Check each line of the entries below for the string "坚持人文精神"; copy every line where it appears.

─── Information supplied

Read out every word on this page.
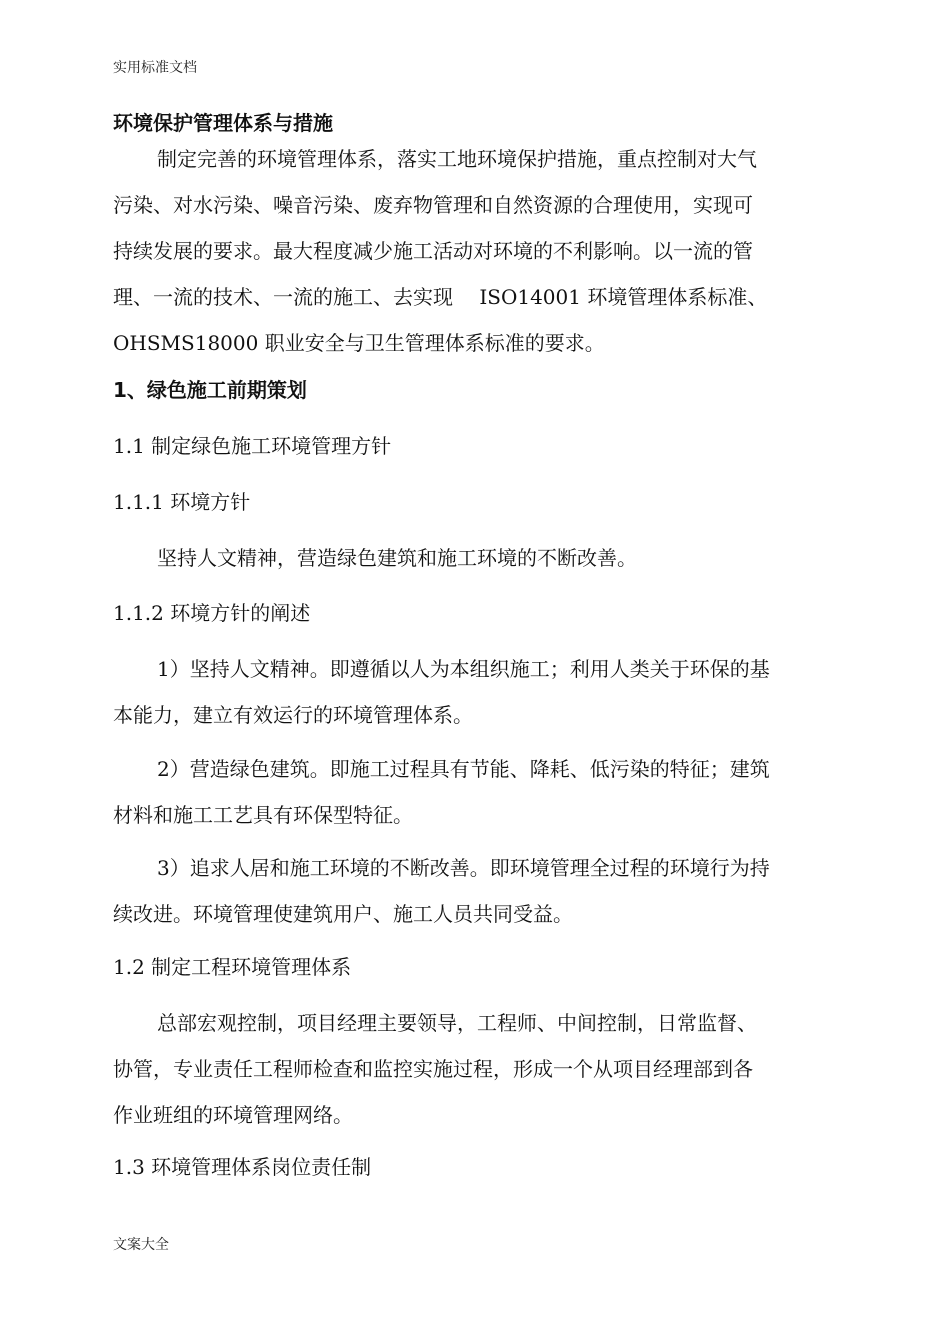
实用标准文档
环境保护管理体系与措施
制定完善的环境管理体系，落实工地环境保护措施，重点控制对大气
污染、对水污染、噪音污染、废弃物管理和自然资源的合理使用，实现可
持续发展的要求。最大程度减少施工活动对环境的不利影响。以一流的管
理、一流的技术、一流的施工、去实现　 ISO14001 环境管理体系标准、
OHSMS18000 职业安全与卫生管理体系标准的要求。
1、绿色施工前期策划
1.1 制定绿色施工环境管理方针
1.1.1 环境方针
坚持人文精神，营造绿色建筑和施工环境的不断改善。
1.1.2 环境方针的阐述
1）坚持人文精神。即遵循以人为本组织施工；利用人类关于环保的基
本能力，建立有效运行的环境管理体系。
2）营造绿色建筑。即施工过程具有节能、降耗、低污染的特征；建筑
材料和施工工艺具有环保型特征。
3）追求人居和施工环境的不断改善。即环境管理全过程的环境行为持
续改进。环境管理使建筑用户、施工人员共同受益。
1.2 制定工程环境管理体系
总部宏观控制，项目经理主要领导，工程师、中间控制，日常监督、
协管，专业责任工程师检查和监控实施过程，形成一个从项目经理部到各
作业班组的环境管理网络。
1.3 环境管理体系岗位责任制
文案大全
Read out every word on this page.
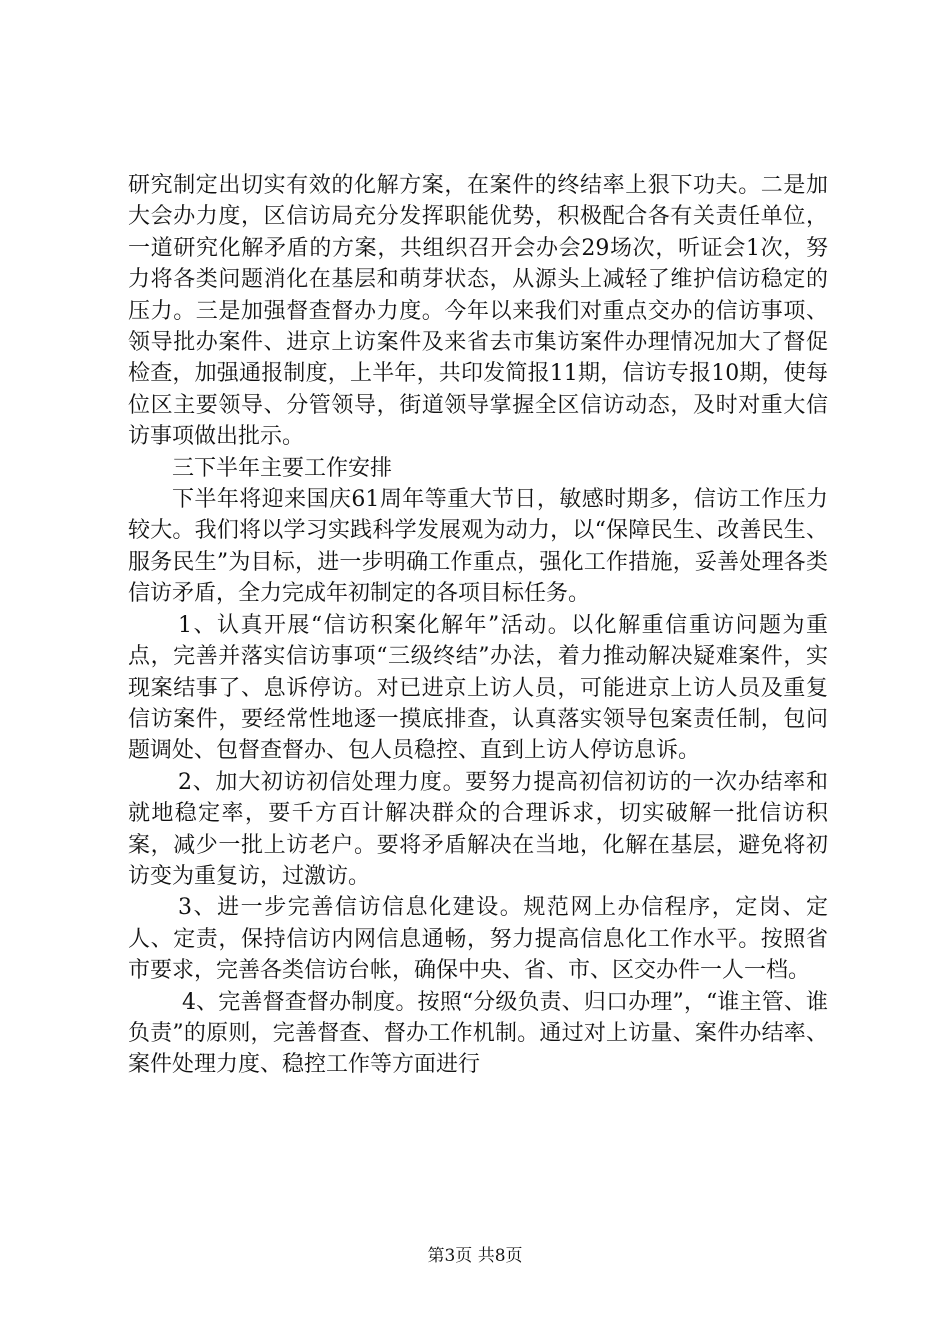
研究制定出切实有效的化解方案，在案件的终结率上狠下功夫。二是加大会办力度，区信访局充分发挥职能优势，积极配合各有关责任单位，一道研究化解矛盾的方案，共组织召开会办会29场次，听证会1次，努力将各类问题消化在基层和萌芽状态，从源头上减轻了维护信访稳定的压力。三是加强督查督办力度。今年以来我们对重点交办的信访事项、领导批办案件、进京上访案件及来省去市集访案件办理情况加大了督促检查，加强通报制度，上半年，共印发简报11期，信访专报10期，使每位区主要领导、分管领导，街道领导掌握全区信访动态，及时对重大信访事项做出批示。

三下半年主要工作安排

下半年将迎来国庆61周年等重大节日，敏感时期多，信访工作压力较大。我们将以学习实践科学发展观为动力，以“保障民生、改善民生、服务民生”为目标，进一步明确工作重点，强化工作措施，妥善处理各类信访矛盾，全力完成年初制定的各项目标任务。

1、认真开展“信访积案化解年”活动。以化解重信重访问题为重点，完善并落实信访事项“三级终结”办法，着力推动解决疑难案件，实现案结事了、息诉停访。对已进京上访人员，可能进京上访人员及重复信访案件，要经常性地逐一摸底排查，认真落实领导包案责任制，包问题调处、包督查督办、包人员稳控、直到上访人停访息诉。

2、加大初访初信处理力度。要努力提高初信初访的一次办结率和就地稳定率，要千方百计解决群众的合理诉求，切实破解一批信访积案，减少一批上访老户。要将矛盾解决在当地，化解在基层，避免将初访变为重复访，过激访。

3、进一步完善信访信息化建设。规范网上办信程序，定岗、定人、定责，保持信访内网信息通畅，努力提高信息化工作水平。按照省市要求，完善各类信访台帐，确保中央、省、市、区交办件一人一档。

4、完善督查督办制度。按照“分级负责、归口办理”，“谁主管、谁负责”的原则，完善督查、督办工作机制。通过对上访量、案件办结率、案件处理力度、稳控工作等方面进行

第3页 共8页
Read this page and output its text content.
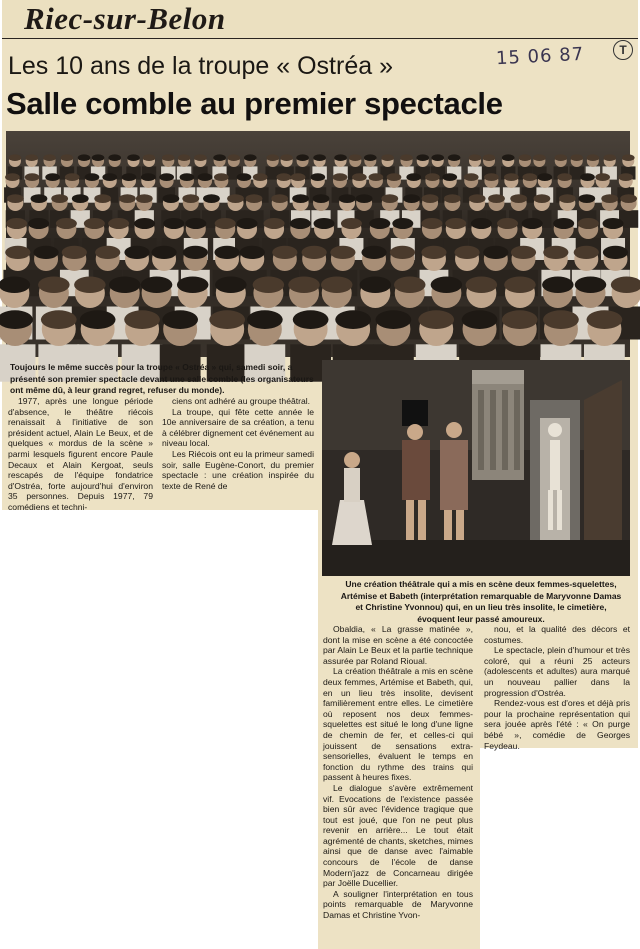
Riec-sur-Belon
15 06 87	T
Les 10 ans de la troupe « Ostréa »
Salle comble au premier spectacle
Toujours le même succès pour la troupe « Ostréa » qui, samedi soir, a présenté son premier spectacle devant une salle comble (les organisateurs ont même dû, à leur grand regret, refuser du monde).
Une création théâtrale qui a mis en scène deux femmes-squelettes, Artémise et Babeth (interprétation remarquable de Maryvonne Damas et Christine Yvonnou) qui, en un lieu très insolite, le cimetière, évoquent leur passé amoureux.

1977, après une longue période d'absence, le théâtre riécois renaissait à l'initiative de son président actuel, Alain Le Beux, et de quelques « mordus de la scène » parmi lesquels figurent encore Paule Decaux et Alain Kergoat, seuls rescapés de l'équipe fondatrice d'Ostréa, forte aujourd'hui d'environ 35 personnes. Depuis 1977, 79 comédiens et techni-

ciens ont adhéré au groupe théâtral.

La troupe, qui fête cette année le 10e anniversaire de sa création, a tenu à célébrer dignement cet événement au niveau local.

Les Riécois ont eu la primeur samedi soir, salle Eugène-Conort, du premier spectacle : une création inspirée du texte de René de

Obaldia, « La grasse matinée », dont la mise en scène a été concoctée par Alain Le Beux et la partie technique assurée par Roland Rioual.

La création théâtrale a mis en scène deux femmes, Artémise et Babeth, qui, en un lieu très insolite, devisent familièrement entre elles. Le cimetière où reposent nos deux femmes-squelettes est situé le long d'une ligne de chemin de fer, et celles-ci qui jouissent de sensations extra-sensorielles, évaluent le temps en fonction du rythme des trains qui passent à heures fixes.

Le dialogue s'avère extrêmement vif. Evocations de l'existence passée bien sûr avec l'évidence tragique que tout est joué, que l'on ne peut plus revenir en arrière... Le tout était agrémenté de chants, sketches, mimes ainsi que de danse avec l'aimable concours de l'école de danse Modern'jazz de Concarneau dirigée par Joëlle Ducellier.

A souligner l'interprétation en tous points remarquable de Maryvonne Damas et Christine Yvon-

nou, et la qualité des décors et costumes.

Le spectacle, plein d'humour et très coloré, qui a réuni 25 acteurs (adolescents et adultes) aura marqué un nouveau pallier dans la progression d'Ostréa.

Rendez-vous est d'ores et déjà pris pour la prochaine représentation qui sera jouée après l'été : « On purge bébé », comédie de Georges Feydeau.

──────

## Response for this exercise:
坚持人文精神，营造绿色建筑和施工环境的不断改善。
1）坚持人文精神。即遵循以人为本组织施工；利用人类关于环保的基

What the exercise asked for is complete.